--- Stored records ---

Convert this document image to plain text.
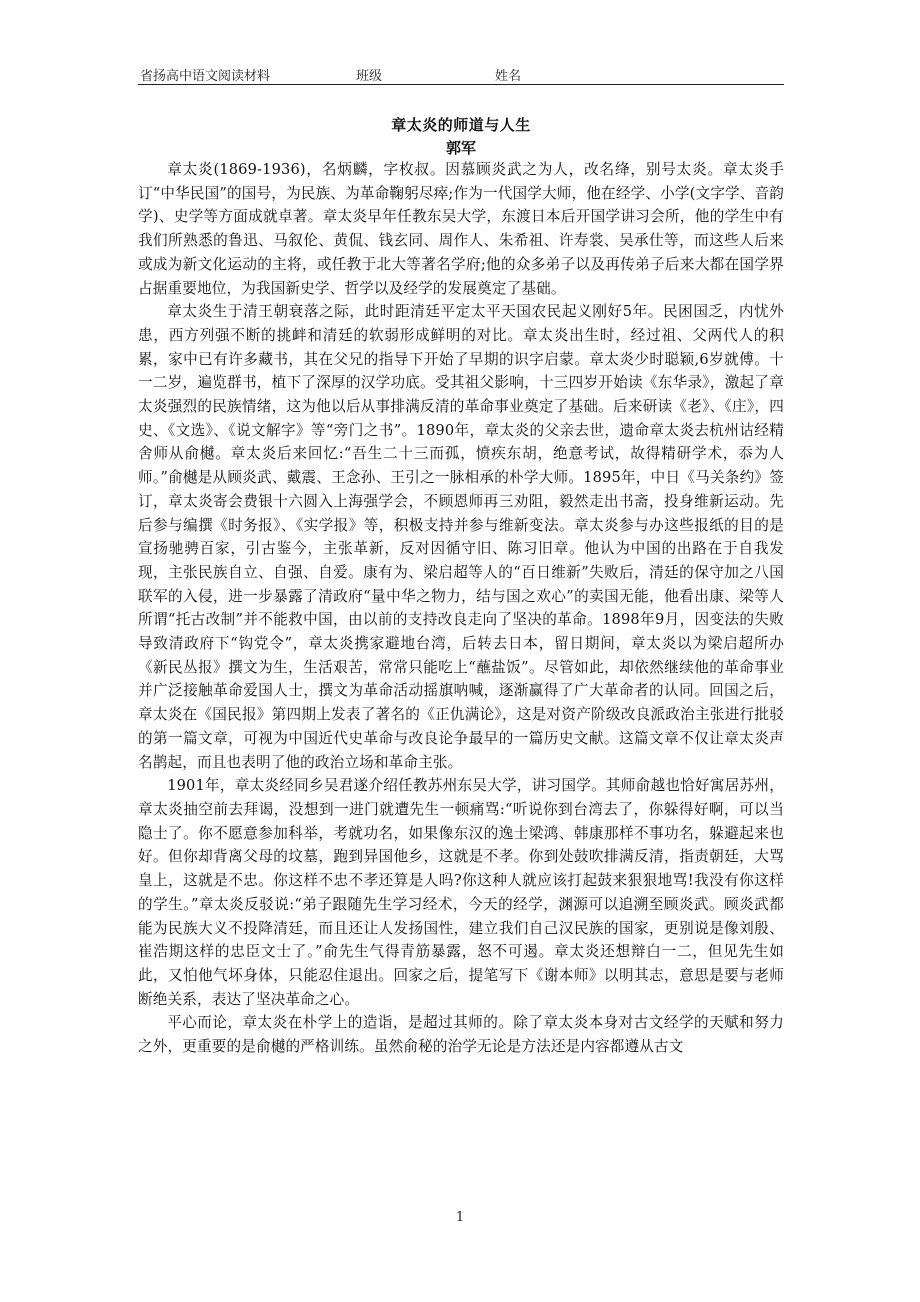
省扬高中语文阅读材料	班级	姓名
章太炎的师道与人生
郭军

章太炎(1869-1936)，名炳麟，字枚叔。因慕顾炎武之为人，改名绛，别号太炎。章太炎手订“中华民国”的国号，为民族、为革命鞠躬尽瘁;作为一代国学大师，他在经学、小学(文字学、音韵学)、史学等方面成就卓著。章太炎早年任教东吴大学，东渡日本后开国学讲习会所，他的学生中有我们所熟悉的鲁迅、马叙伦、黄侃、钱玄同、周作人、朱希祖、许寿裳、吴承仕等，而这些人后来或成为新文化运动的主将，或任教于北大等著名学府;他的众多弟子以及再传弟子后来大都在国学界占据重要地位，为我国新史学、哲学以及经学的发展奠定了基础。

章太炎生于清王朝衰落之际，此时距清廷平定太平天国农民起义刚好5年。民困国乏，内忧外患，西方列强不断的挑衅和清廷的软弱形成鲜明的对比。章太炎出生时，经过祖、父两代人的积累，家中已有许多藏书，其在父兄的指导下开始了早期的识字启蒙。章太炎少时聪颖,6岁就傅。十一二岁，遍览群书，植下了深厚的汉学功底。受其祖父影响，十三四岁开始读《东华录》，激起了章太炎强烈的民族情绪，这为他以后从事排满反清的革命事业奠定了基础。后来研读《老》、《庄》，四史、《文选》、《说文解字》等“旁门之书”。1890年，章太炎的父亲去世，遗命章太炎去杭州诂经精舍师从俞樾。章太炎后来回忆:“吾生二十三而孤，愤疾东胡，绝意考试，故得精研学术，忝为人师。”俞樾是从顾炎武、戴震、王念孙、王引之一脉相承的朴学大师。1895年，中日《马关条约》签订，章太炎寄会费银十六圆入上海强学会，不顾恩师再三劝阻，毅然走出书斋，投身维新运动。先后参与编撰《时务报》、《实学报》等，积极支持并参与维新变法。章太炎参与办这些报纸的目的是宣扬驰骋百家，引古鉴今，主张革新，反对因循守旧、陈习旧章。他认为中国的出路在于自我发现，主张民族自立、自强、自爱。康有为、梁启超等人的“百日维新”失败后，清廷的保守加之八国联军的入侵，进一步暴露了清政府“量中华之物力，结与国之欢心”的卖国无能，他看出康、梁等人所谓“托古改制”并不能救中国，由以前的支持改良走向了坚决的革命。1898年9月，因变法的失败导致清政府下“钩党令”，章太炎携家避地台湾，后转去日本，留日期间，章太炎以为梁启超所办《新民丛报》撰文为生，生活艰苦，常常只能吃上“蘸盐饭”。尽管如此，却依然继续他的革命事业并广泛接触革命爱国人士，撰文为革命活动摇旗呐喊，逐渐赢得了广大革命者的认同。回国之后，章太炎在《国民报》第四期上发表了著名的《正仇满论》，这是对资产阶级改良派政治主张进行批驳的第一篇文章，可视为中国近代史革命与改良论争最早的一篇历史文献。这篇文章不仅让章太炎声名鹊起，而且也表明了他的政治立场和革命主张。

1901年，章太炎经同乡吴君遂介绍任教苏州东吴大学，讲习国学。其师俞越也恰好寓居苏州，章太炎抽空前去拜谒，没想到一进门就遭先生一顿痛骂:“听说你到台湾去了，你躲得好啊，可以当隐士了。你不愿意参加科举，考就功名，如果像东汉的逸士梁鸿、韩康那样不事功名，躲避起来也好。但你却背离父母的坟墓，跑到异国他乡，这就是不孝。你到处鼓吹排满反清，指责朝廷，大骂皇上，这就是不忠。你这样不忠不孝还算是人吗?你这种人就应该打起鼓来狠狠地骂!我没有你这样的学生。”章太炎反驳说:“弟子跟随先生学习经术，今天的经学，渊源可以追溯至顾炎武。顾炎武都能为民族大义不投降清廷，而且还让人发扬国性，建立我们自己汉民族的国家，更别说是像刘殷、崔浩期这样的忠臣文士了。”俞先生气得青筋暴露，怒不可遏。章太炎还想辩白一二，但见先生如此，又怕他气坏身体，只能忍住退出。回家之后，提笔写下《谢本师》以明其志，意思是要与老师断绝关系，表达了坚决革命之心。

平心而论，章太炎在朴学上的造诣，是超过其师的。除了章太炎本身对古文经学的天赋和努力之外，更重要的是俞樾的严格训练。虽然俞秘的治学无论是方法还是内容都遵从古文

1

---

Exercise requirements: Return the whole listing, word for word, and leave out every picture.

Response to this task:
Convert this document image to plain text.
省扬高中语文阅读材料	班级	姓名
章太炎的师道与人生
郭军

章太炎(1869-1936)，名炳麟，字枚叔。因慕顾炎武之为人，改名绛，别号太炎。章太炎手订“中华民国”的国号，为民族、为革命鞠躬尽瘁;作为一代国学大师，他在经学、小学(文字学、音韵学)、史学等方面成就卓著。章太炎早年任教东吴大学，东渡日本后开国学讲习会所，他的学生中有我们所熟悉的鲁迅、马叙伦、黄侃、钱玄同、周作人、朱希祖、许寿裳、吴承仕等，而这些人后来或成为新文化运动的主将，或任教于北大等著名学府;他的众多弟子以及再传弟子后来大都在国学界占据重要地位，为我国新史学、哲学以及经学的发展奠定了基础。

章太炎生于清王朝衰落之际，此时距清廷平定太平天国农民起义刚好5年。民困国乏，内忧外患，西方列强不断的挑衅和清廷的软弱形成鲜明的对比。章太炎出生时，经过祖、父两代人的积累，家中已有许多藏书，其在父兄的指导下开始了早期的识字启蒙。章太炎少时聪颖,6岁就傅。十一二岁，遍览群书，植下了深厚的汉学功底。受其祖父影响，十三四岁开始读《东华录》，激起了章太炎强烈的民族情绪，这为他以后从事排满反清的革命事业奠定了基础。后来研读《老》、《庄》，四史、《文选》、《说文解字》等“旁门之书”。1890年，章太炎的父亲去世，遗命章太炎去杭州诂经精舍师从俞樾。章太炎后来回忆:“吾生二十三而孤，愤疾东胡，绝意考试，故得精研学术，忝为人师。”俞樾是从顾炎武、戴震、王念孙、王引之一脉相承的朴学大师。1895年，中日《马关条约》签订，章太炎寄会费银十六圆入上海强学会，不顾恩师再三劝阻，毅然走出书斋，投身维新运动。先后参与编撰《时务报》、《实学报》等，积极支持并参与维新变法。章太炎参与办这些报纸的目的是宣扬驰骋百家，引古鉴今，主张革新，反对因循守旧、陈习旧章。他认为中国的出路在于自我发现，主张民族自立、自强、自爱。康有为、梁启超等人的“百日维新”失败后，清廷的保守加之八国联军的入侵，进一步暴露了清政府“量中华之物力，结与国之欢心”的卖国无能，他看出康、梁等人所谓“托古改制”并不能救中国，由以前的支持改良走向了坚决的革命。1898年9月，因变法的失败导致清政府下“钩党令”，章太炎携家避地台湾，后转去日本，留日期间，章太炎以为梁启超所办《新民丛报》撰文为生，生活艰苦，常常只能吃上“蘸盐饭”。尽管如此，却依然继续他的革命事业并广泛接触革命爱国人士，撰文为革命活动摇旗呐喊，逐渐赢得了广大革命者的认同。回国之后，章太炎在《国民报》第四期上发表了著名的《正仇满论》，这是对资产阶级改良派政治主张进行批驳的第一篇文章，可视为中国近代史革命与改良论争最早的一篇历史文献。这篇文章不仅让章太炎声名鹊起，而且也表明了他的政治立场和革命主张。

1901年，章太炎经同乡吴君遂介绍任教苏州东吴大学，讲习国学。其师俞越也恰好寓居苏州，章太炎抽空前去拜谒，没想到一进门就遭先生一顿痛骂:“听说你到台湾去了，你躲得好啊，可以当隐士了。你不愿意参加科举，考就功名，如果像东汉的逸士梁鸿、韩康那样不事功名，躲避起来也好。但你却背离父母的坟墓，跑到异国他乡，这就是不孝。你到处鼓吹排满反清，指责朝廷，大骂皇上，这就是不忠。你这样不忠不孝还算是人吗?你这种人就应该打起鼓来狠狠地骂!我没有你这样的学生。”章太炎反驳说:“弟子跟随先生学习经术，今天的经学，渊源可以追溯至顾炎武。顾炎武都能为民族大义不投降清廷，而且还让人发扬国性，建立我们自己汉民族的国家，更别说是像刘殷、崔浩期这样的忠臣文士了。”俞先生气得青筋暴露，怒不可遏。章太炎还想辩白一二，但见先生如此，又怕他气坏身体，只能忍住退出。回家之后，提笔写下《谢本师》以明其志，意思是要与老师断绝关系，表达了坚决革命之心。

平心而论，章太炎在朴学上的造诣，是超过其师的。除了章太炎本身对古文经学的天赋和努力之外，更重要的是俞樾的严格训练。虽然俞秘的治学无论是方法还是内容都遵从古文

1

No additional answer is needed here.